═══ Extract

When police reinforcements arrived, the crowd turned toward Harrell Street. "[T]hey began throwing rocks, bricks and bottles at the officers who were training [sic] along behind the group." Bricks, bottles and other missiles were repeatedly thrown at the officers by members of the crowd. Members of the crowd threw missiles and broke the windows at the service station belonging to Leroy Goddard, and the windows in the Baker Gas Company building. The crowd was lined up in pairs. "They were approximately 100 couples deep. * * * At that time, it was impossible to determine who was paired off with whom. Leary, Williams and Griffin were in the street. Besides those, there were approximately 200 in the street." Appellants were not seen to form a pair. "In terms of distance they were from anywhere from five to as much as eighteen feet apart."

══════
═══ Items

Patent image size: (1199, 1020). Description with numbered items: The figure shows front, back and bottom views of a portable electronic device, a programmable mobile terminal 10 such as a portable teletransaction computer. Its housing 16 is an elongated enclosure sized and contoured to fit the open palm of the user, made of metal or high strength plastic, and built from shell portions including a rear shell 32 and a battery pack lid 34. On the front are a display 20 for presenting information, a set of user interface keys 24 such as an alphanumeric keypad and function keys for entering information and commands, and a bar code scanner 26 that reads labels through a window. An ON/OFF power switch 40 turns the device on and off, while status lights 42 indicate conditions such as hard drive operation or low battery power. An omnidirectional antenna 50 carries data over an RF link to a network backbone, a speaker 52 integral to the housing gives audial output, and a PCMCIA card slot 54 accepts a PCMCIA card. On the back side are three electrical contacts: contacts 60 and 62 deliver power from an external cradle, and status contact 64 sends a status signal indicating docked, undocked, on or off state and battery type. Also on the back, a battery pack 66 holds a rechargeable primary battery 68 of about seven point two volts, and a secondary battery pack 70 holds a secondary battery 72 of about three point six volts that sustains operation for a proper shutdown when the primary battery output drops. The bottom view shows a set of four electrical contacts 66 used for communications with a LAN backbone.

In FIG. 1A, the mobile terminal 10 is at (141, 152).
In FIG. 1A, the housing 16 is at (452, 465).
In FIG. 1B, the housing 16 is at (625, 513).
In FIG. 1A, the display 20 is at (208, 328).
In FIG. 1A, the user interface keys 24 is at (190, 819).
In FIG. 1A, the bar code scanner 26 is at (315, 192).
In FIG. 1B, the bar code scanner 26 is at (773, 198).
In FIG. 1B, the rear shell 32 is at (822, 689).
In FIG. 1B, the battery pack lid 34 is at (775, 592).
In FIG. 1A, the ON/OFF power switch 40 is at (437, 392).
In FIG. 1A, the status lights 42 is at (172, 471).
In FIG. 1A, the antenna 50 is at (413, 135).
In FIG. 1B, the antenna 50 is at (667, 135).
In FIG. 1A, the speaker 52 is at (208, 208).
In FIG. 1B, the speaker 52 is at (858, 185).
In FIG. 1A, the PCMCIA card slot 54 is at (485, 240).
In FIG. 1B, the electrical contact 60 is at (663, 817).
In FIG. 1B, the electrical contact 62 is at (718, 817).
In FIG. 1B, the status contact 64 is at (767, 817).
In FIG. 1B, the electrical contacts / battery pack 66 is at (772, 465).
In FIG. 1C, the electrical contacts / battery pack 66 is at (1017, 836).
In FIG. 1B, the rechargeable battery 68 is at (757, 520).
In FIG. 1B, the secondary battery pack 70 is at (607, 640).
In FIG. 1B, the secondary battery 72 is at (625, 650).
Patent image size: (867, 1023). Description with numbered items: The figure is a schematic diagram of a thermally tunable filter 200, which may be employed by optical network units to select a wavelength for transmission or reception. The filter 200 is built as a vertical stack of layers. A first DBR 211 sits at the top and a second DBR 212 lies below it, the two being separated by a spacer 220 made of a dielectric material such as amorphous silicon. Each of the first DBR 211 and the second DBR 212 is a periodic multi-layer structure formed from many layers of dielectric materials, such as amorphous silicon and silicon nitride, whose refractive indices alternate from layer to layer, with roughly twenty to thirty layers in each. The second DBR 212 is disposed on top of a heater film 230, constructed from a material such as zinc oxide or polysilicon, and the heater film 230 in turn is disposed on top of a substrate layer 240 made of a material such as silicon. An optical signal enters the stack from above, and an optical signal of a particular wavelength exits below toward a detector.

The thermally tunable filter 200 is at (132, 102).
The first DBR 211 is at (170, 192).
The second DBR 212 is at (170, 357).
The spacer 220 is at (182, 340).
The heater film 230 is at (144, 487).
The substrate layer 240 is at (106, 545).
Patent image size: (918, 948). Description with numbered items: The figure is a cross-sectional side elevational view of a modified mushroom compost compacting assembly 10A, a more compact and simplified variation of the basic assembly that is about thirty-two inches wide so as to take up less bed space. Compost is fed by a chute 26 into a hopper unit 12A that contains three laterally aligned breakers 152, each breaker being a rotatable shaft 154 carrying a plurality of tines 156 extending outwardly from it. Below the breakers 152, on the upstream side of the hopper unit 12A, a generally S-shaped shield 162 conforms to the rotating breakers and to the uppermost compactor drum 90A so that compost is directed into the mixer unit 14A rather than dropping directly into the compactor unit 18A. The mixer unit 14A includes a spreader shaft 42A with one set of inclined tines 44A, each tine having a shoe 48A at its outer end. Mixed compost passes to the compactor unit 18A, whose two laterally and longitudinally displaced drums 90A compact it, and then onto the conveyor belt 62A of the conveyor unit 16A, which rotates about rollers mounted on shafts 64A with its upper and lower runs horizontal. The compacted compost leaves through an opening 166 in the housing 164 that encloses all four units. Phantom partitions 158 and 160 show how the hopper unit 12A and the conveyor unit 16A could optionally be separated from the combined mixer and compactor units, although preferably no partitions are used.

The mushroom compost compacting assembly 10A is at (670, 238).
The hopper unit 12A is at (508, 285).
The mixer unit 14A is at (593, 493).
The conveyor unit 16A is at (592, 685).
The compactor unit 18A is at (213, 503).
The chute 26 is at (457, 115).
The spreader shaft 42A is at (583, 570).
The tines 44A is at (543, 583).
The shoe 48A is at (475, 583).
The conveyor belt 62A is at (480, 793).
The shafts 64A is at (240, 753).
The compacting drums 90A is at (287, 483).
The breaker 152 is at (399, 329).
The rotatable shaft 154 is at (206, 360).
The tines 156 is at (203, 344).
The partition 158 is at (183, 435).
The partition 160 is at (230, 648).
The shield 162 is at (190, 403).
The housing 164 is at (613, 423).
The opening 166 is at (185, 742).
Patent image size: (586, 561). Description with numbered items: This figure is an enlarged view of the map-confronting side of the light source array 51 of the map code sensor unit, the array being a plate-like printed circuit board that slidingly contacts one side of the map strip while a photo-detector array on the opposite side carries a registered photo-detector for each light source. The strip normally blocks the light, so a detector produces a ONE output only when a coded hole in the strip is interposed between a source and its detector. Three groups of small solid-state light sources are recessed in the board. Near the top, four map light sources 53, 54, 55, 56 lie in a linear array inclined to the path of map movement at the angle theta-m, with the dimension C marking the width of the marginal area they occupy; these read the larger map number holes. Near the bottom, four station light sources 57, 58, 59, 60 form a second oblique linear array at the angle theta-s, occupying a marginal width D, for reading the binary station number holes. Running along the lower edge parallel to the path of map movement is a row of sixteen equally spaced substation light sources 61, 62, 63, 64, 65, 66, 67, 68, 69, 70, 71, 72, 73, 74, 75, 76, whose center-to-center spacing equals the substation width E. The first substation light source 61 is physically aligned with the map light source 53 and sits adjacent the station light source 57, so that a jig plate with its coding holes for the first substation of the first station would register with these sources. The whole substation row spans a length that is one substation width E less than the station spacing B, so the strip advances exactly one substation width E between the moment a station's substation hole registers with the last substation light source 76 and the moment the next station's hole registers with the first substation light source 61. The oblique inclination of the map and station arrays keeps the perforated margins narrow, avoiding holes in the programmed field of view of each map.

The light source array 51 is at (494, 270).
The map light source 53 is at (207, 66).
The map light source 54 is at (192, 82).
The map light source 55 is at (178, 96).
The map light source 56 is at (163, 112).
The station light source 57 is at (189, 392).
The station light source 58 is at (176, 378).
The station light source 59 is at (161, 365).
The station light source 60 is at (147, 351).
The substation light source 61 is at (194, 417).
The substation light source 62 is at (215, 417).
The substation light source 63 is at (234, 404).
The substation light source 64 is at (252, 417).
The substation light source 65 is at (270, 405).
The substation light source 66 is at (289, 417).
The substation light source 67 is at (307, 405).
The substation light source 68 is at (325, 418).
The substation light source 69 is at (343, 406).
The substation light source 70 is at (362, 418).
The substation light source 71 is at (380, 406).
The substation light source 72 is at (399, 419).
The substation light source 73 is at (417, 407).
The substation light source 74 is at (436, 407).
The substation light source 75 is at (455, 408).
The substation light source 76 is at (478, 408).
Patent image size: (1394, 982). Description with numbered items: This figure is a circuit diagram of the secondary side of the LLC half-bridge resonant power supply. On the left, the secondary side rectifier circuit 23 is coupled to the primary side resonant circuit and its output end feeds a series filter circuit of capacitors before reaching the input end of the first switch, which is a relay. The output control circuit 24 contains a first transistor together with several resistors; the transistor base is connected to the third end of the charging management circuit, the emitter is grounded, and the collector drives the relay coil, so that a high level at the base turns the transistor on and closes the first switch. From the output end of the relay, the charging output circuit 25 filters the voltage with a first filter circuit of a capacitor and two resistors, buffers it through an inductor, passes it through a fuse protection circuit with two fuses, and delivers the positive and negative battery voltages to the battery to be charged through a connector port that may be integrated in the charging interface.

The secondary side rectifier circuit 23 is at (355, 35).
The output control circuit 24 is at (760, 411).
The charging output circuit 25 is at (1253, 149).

══════

▶ Given request 1: Summarize the passage about the crowd on Harrell Street in two sentences.
▶ Given request 2: Please write what comes next in the passage about the crowd on Harrell Street, starting after its last sentence.
These rows come from a separate source.

▶ Reply 1: After police reinforcements arrived, the crowd turned toward Harrell Street, threw rocks, bricks, bottles and other missiles at the officers, and broke windows at Leroy Goddard's service station and the Baker Gas Company building. The crowd was lined up in pairs about 100 couples deep, and Leary, Williams and Griffin were in the street along with about 200 others, but the appellants were not seen to form a pair and stood five to eighteen feet apart.

▶ Reply 2:
Sheriff Rawls, lending assistance to the city police, described the gathering as: "It was a mob." Leary threw a brick at Sheriff Rawls. Rawls and two other officers sought to arrest Leary. "[H]e fought us and when I placed him under arrest, he came out with a bursted pop bottle and attempted to get on me."
The officers were unable to say any defendant, except the three appellants, was a part of the crowd. The bill charged defendants and others, to the State unknown, participated in the riot. The bill was, therefore, broad enough to permit the conviction of any of the appellants if he aided or encouraged unnamed members of the gathering. State v. Wynne, 246 N.C. 686, 99 S.E.2d 923; 77 C.J.S. Riot § 20, p. 431. There is plenary evidence that each was in the crowd from the moment it started marching, in defiance of the peace officers, until order was restored some 45 minutes or more later. They were shouting, yelling and lending encouragement to others.
The uncontradicted evidence justified the jury in finding: (1) Appellants *759 were members of an unlawful assembly; (2) an intent to assist all other members of the crowd in defying efforts of officers to preserve the peace; (3) intentional assaults on peace officers seeking to perform their duties, and wanton injury to private property.
The court properly submitted the question of defendants' guilt to the jury. State v. Moseley, 251 N.C. 285, 111 S.E.2d 308; State v. Cole, supra; State v. Hoffman, 199 N.C. 328, 154 S.E. 314; 77 C.J.S. Riot § 16, p. 428.
Affirmed.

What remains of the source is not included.